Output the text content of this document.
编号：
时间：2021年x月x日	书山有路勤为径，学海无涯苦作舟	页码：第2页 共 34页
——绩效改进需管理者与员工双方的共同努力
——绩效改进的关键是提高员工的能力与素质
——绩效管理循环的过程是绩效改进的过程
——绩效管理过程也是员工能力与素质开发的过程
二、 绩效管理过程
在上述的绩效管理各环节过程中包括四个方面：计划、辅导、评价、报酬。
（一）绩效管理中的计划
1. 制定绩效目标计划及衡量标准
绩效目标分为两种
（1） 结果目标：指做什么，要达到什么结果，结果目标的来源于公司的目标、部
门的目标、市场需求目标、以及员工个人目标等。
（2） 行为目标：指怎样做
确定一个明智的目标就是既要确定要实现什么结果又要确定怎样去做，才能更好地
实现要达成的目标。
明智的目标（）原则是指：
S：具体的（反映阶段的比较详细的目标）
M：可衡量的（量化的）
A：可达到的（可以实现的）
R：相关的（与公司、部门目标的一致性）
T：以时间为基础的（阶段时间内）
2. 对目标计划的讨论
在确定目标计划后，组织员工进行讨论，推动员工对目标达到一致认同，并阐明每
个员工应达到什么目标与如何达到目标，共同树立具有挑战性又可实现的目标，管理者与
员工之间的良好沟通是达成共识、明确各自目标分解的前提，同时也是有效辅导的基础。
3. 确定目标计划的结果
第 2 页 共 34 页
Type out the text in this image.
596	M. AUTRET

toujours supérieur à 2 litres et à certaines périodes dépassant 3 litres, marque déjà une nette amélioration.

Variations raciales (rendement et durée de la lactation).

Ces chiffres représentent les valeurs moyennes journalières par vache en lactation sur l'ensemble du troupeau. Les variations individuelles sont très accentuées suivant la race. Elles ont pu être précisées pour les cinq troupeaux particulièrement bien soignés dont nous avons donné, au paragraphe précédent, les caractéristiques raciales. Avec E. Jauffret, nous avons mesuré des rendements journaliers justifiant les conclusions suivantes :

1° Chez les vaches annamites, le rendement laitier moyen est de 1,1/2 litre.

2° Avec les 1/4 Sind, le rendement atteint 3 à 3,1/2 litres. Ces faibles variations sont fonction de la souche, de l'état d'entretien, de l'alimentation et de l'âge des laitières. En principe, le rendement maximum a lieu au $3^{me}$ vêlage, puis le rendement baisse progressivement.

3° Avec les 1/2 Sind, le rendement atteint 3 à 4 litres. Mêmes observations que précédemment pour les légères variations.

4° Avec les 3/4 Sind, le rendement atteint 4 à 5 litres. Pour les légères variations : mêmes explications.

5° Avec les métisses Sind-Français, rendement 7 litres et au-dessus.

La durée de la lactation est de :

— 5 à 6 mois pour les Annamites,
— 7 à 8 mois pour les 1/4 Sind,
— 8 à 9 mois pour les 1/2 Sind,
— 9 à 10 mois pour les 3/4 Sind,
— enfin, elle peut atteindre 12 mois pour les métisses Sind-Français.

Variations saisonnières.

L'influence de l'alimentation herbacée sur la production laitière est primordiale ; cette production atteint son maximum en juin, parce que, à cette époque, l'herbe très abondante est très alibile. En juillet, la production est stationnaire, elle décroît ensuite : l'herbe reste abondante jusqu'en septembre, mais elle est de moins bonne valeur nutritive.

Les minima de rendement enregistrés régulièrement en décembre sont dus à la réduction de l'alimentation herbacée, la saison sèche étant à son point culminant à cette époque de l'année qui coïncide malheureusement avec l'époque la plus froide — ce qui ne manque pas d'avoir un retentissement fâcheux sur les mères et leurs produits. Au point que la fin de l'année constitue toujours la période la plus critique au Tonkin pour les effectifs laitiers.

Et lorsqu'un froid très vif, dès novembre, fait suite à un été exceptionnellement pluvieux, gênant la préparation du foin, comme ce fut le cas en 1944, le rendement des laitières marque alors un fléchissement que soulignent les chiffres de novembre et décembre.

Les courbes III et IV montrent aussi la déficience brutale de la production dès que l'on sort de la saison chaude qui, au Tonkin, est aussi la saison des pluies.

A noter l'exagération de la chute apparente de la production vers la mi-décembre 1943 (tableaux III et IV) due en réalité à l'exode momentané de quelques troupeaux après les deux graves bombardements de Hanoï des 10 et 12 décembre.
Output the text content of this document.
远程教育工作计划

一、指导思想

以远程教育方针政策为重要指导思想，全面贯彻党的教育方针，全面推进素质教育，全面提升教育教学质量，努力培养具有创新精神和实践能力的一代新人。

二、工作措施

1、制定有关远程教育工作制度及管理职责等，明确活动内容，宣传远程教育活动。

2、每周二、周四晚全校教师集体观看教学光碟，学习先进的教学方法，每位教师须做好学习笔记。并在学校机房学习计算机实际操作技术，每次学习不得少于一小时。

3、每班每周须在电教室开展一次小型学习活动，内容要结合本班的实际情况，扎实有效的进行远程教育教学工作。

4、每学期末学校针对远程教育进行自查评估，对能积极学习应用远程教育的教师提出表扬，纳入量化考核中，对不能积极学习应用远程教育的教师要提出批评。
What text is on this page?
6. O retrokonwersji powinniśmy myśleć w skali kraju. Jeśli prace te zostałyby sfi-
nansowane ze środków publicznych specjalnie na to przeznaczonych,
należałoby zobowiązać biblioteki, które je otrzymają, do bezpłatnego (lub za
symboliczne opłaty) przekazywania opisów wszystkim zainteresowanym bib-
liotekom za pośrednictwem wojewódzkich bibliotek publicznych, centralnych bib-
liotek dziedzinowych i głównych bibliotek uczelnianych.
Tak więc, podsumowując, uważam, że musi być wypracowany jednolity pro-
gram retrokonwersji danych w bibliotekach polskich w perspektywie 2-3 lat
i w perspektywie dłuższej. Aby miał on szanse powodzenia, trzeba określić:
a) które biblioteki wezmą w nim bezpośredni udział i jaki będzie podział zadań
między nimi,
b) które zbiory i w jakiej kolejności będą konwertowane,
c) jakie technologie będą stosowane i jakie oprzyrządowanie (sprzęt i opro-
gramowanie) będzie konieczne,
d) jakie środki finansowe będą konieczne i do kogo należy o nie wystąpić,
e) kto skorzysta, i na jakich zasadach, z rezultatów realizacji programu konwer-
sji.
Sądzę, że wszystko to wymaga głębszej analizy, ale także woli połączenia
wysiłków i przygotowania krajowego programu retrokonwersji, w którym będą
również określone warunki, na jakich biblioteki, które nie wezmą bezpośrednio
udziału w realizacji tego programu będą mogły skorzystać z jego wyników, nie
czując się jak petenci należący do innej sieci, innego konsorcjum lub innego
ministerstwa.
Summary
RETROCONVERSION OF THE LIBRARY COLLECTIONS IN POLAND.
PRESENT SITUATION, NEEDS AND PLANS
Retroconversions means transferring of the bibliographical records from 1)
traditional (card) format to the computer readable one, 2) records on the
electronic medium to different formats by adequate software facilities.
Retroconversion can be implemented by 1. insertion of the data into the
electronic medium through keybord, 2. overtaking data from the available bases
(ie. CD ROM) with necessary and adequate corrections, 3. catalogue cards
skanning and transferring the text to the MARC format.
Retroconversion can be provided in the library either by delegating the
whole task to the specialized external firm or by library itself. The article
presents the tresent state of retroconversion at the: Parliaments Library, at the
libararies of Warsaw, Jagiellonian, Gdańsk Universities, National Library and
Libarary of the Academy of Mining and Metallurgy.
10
◆ ◆ ◆ ◆
### Problem requirements
Print back all the lines verbatim.

### Finished exercise
Output the text content of this document.
编号：
时间：2021年x月x日	书山有路勤为径，学海无涯苦作舟	页码：第2页 共 34页
——绩效改进需管理者与员工双方的共同努力
——绩效改进的关键是提高员工的能力与素质
——绩效管理循环的过程是绩效改进的过程
——绩效管理过程也是员工能力与素质开发的过程
二、 绩效管理过程
在上述的绩效管理各环节过程中包括四个方面：计划、辅导、评价、报酬。
（一）绩效管理中的计划
1. 制定绩效目标计划及衡量标准
绩效目标分为两种
（1） 结果目标：指做什么，要达到什么结果，结果目标的来源于公司的目标、部
门的目标、市场需求目标、以及员工个人目标等。
（2） 行为目标：指怎样做
确定一个明智的目标就是既要确定要实现什么结果又要确定怎样去做，才能更好地
实现要达成的目标。
明智的目标（）原则是指：
S：具体的（反映阶段的比较详细的目标）
M：可衡量的（量化的）
A：可达到的（可以实现的）
R：相关的（与公司、部门目标的一致性）
T：以时间为基础的（阶段时间内）
2. 对目标计划的讨论
在确定目标计划后，组织员工进行讨论，推动员工对目标达到一致认同，并阐明每
个员工应达到什么目标与如何达到目标，共同树立具有挑战性又可实现的目标，管理者与
员工之间的良好沟通是达成共识、明确各自目标分解的前提，同时也是有效辅导的基础。
3. 确定目标计划的结果
第 2 页 共 34 页
Type out the text in this image.
596	M. AUTRET

toujours supérieur à 2 litres et à certaines périodes dépassant 3 litres, marque déjà une nette amélioration.

Variations raciales (rendement et durée de la lactation).

Ces chiffres représentent les valeurs moyennes journalières par vache en lactation sur l'ensemble du troupeau. Les variations individuelles sont très accentuées suivant la race. Elles ont pu être précisées pour les cinq troupeaux particulièrement bien soignés dont nous avons donné, au paragraphe précédent, les caractéristiques raciales. Avec E. Jauffret, nous avons mesuré des rendements journaliers justifiant les conclusions suivantes :

1° Chez les vaches annamites, le rendement laitier moyen est de 1,1/2 litre.

2° Avec les 1/4 Sind, le rendement atteint 3 à 3,1/2 litres. Ces faibles variations sont fonction de la souche, de l'état d'entretien, de l'alimentation et de l'âge des laitières. En principe, le rendement maximum a lieu au $3^{me}$ vêlage, puis le rendement baisse progressivement.

3° Avec les 1/2 Sind, le rendement atteint 3 à 4 litres. Mêmes observations que précédemment pour les légères variations.

4° Avec les 3/4 Sind, le rendement atteint 4 à 5 litres. Pour les légères variations : mêmes explications.

5° Avec les métisses Sind-Français, rendement 7 litres et au-dessus.

La durée de la lactation est de :

— 5 à 6 mois pour les Annamites,
— 7 à 8 mois pour les 1/4 Sind,
— 8 à 9 mois pour les 1/2 Sind,
— 9 à 10 mois pour les 3/4 Sind,
— enfin, elle peut atteindre 12 mois pour les métisses Sind-Français.

Variations saisonnières.

L'influence de l'alimentation herbacée sur la production laitière est primordiale ; cette production atteint son maximum en juin, parce que, à cette époque, l'herbe très abondante est très alibile. En juillet, la production est stationnaire, elle décroît ensuite : l'herbe reste abondante jusqu'en septembre, mais elle est de moins bonne valeur nutritive.

Les minima de rendement enregistrés régulièrement en décembre sont dus à la réduction de l'alimentation herbacée, la saison sèche étant à son point culminant à cette époque de l'année qui coïncide malheureusement avec l'époque la plus froide — ce qui ne manque pas d'avoir un retentissement fâcheux sur les mères et leurs produits. Au point que la fin de l'année constitue toujours la période la plus critique au Tonkin pour les effectifs laitiers.

Et lorsqu'un froid très vif, dès novembre, fait suite à un été exceptionnellement pluvieux, gênant la préparation du foin, comme ce fut le cas en 1944, le rendement des laitières marque alors un fléchissement que soulignent les chiffres de novembre et décembre.

Les courbes III et IV montrent aussi la déficience brutale de la production dès que l'on sort de la saison chaude qui, au Tonkin, est aussi la saison des pluies.

A noter l'exagération de la chute apparente de la production vers la mi-décembre 1943 (tableaux III et IV) due en réalité à l'exode momentané de quelques troupeaux après les deux graves bombardements de Hanoï des 10 et 12 décembre.
Output the text content of this document.
远程教育工作计划

一、指导思想

以远程教育方针政策为重要指导思想，全面贯彻党的教育方针，全面推进素质教育，全面提升教育教学质量，努力培养具有创新精神和实践能力的一代新人。

二、工作措施

1、制定有关远程教育工作制度及管理职责等，明确活动内容，宣传远程教育活动。

2、每周二、周四晚全校教师集体观看教学光碟，学习先进的教学方法，每位教师须做好学习笔记。并在学校机房学习计算机实际操作技术，每次学习不得少于一小时。

3、每班每周须在电教室开展一次小型学习活动，内容要结合本班的实际情况，扎实有效的进行远程教育教学工作。

4、每学期末学校针对远程教育进行自查评估，对能积极学习应用远程教育的教师提出表扬，纳入量化考核中，对不能积极学习应用远程教育的教师要提出批评。
What text is on this page?
6. O retrokonwersji powinniśmy myśleć w skali kraju. Jeśli prace te zostałyby sfi-
nansowane ze środków publicznych specjalnie na to przeznaczonych,
należałoby zobowiązać biblioteki, które je otrzymają, do bezpłatnego (lub za
symboliczne opłaty) przekazywania opisów wszystkim zainteresowanym bib-
liotekom za pośrednictwem wojewódzkich bibliotek publicznych, centralnych bib-
liotek dziedzinowych i głównych bibliotek uczelnianych.
Tak więc, podsumowując, uważam, że musi być wypracowany jednolity pro-
gram retrokonwersji danych w bibliotekach polskich w perspektywie 2-3 lat
i w perspektywie dłuższej. Aby miał on szanse powodzenia, trzeba określić:
a) które biblioteki wezmą w nim bezpośredni udział i jaki będzie podział zadań
między nimi,
b) które zbiory i w jakiej kolejności będą konwertowane,
c) jakie technologie będą stosowane i jakie oprzyrządowanie (sprzęt i opro-
gramowanie) będzie konieczne,
d) jakie środki finansowe będą konieczne i do kogo należy o nie wystąpić,
e) kto skorzysta, i na jakich zasadach, z rezultatów realizacji programu konwer-
sji.
Sądzę, że wszystko to wymaga głębszej analizy, ale także woli połączenia
wysiłków i przygotowania krajowego programu retrokonwersji, w którym będą
również określone warunki, na jakich biblioteki, które nie wezmą bezpośrednio
udziału w realizacji tego programu będą mogły skorzystać z jego wyników, nie
czując się jak petenci należący do innej sieci, innego konsorcjum lub innego
ministerstwa.
Summary
RETROCONVERSION OF THE LIBRARY COLLECTIONS IN POLAND.
PRESENT SITUATION, NEEDS AND PLANS
Retroconversions means transferring of the bibliographical records from 1)
traditional (card) format to the computer readable one, 2) records on the
electronic medium to different formats by adequate software facilities.
Retroconversion can be implemented by 1. insertion of the data into the
electronic medium through keybord, 2. overtaking data from the available bases
(ie. CD ROM) with necessary and adequate corrections, 3. catalogue cards
skanning and transferring the text to the MARC format.
Retroconversion can be provided in the library either by delegating the
whole task to the specialized external firm or by library itself. The article
presents the tresent state of retroconversion at the: Parliaments Library, at the
libararies of Warsaw, Jagiellonian, Gdańsk Universities, National Library and
Libarary of the Academy of Mining and Metallurgy.
10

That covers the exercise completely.